**INSTRUCTIONS TO FOLLOW:**
Restate the entire listing word for word.

** BEGIN STORED ROWS **

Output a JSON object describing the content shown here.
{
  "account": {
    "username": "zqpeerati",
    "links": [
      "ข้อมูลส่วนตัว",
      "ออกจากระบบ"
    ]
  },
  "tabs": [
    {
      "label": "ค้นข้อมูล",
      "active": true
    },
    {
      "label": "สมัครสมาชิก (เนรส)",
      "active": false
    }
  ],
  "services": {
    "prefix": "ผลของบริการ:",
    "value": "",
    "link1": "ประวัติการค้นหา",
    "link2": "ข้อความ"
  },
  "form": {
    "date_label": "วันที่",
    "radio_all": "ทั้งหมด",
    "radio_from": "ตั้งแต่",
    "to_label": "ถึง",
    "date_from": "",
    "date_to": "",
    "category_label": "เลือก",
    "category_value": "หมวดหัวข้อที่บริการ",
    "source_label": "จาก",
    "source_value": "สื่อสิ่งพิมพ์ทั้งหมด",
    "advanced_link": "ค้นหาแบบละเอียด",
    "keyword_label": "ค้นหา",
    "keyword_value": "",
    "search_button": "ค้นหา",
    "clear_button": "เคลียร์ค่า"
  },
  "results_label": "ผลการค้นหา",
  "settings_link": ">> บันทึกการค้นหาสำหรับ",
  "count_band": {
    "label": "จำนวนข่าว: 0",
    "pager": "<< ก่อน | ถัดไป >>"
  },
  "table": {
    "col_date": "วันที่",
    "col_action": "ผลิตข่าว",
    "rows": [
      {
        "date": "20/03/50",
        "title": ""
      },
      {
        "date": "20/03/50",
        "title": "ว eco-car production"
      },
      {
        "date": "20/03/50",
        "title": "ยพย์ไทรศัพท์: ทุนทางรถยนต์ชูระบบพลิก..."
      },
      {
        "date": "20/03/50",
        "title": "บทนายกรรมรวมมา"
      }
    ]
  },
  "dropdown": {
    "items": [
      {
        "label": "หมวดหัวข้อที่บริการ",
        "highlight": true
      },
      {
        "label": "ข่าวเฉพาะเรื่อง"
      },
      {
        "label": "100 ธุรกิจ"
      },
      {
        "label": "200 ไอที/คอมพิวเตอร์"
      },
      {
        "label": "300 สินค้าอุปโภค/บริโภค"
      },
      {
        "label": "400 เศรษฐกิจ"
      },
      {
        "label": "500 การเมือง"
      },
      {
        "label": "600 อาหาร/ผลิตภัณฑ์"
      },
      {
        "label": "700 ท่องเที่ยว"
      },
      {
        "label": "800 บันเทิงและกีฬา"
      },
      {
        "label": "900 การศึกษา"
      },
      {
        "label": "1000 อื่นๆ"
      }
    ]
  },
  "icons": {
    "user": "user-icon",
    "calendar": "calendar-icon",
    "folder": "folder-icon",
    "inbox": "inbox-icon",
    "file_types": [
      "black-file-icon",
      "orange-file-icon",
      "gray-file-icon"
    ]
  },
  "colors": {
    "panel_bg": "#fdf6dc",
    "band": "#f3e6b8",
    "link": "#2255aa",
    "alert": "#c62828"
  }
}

** END STORED ROWS **

**FULL ANSWER:**
Output a JSON object describing the content shown here.
{
  "account": {
    "username": "zqpeerati",
    "links": [
      "ข้อมูลส่วนตัว",
      "ออกจากระบบ"
    ]
  },
  "tabs": [
    {
      "label": "ค้นข้อมูล",
      "active": true
    },
    {
      "label": "สมัครสมาชิก (เนรส)",
      "active": false
    }
  ],
  "services": {
    "prefix": "ผลของบริการ:",
    "value": "",
    "link1": "ประวัติการค้นหา",
    "link2": "ข้อความ"
  },
  "form": {
    "date_label": "วันที่",
    "radio_all": "ทั้งหมด",
    "radio_from": "ตั้งแต่",
    "to_label": "ถึง",
    "date_from": "",
    "date_to": "",
    "category_label": "เลือก",
    "category_value": "หมวดหัวข้อที่บริการ",
    "source_label": "จาก",
    "source_value": "สื่อสิ่งพิมพ์ทั้งหมด",
    "advanced_link": "ค้นหาแบบละเอียด",
    "keyword_label": "ค้นหา",
    "keyword_value": "",
    "search_button": "ค้นหา",
    "clear_button": "เคลียร์ค่า"
  },
  "results_label": "ผลการค้นหา",
  "settings_link": ">> บันทึกการค้นหาสำหรับ",
  "count_band": {
    "label": "จำนวนข่าว: 0",
    "pager": "<< ก่อน | ถัดไป >>"
  },
  "table": {
    "col_date": "วันที่",
    "col_action": "ผลิตข่าว",
    "rows": [
      {
        "date": "20/03/50",
        "title": ""
      },
      {
        "date": "20/03/50",
        "title": "ว eco-car production"
      },
      {
        "date": "20/03/50",
        "title": "ยพย์ไทรศัพท์: ทุนทางรถยนต์ชูระบบพลิก..."
      },
      {
        "date": "20/03/50",
        "title": "บทนายกรรมรวมมา"
      }
    ]
  },
  "dropdown": {
    "items": [
      {
        "label": "หมวดหัวข้อที่บริการ",
        "highlight": true
      },
      {
        "label": "ข่าวเฉพาะเรื่อง"
      },
      {
        "label": "100 ธุรกิจ"
      },
      {
        "label": "200 ไอที/คอมพิวเตอร์"
      },
      {
        "label": "300 สินค้าอุปโภค/บริโภค"
      },
      {
        "label": "400 เศรษฐกิจ"
      },
      {
        "label": "500 การเมือง"
      },
      {
        "label": "600 อาหาร/ผลิตภัณฑ์"
      },
      {
        "label": "700 ท่องเที่ยว"
      },
      {
        "label": "800 บันเทิงและกีฬา"
      },
      {
        "label": "900 การศึกษา"
      },
      {
        "label": "1000 อื่นๆ"
      }
    ]
  },
  "icons": {
    "user": "user-icon",
    "calendar": "calendar-icon",
    "folder": "folder-icon",
    "inbox": "inbox-icon",
    "file_types": [
      "black-file-icon",
      "orange-file-icon",
      "gray-file-icon"
    ]
  },
  "colors": {
    "panel_bg": "#fdf6dc",
    "band": "#f3e6b8",
    "link": "#2255aa",
    "alert": "#c62828"
  }
}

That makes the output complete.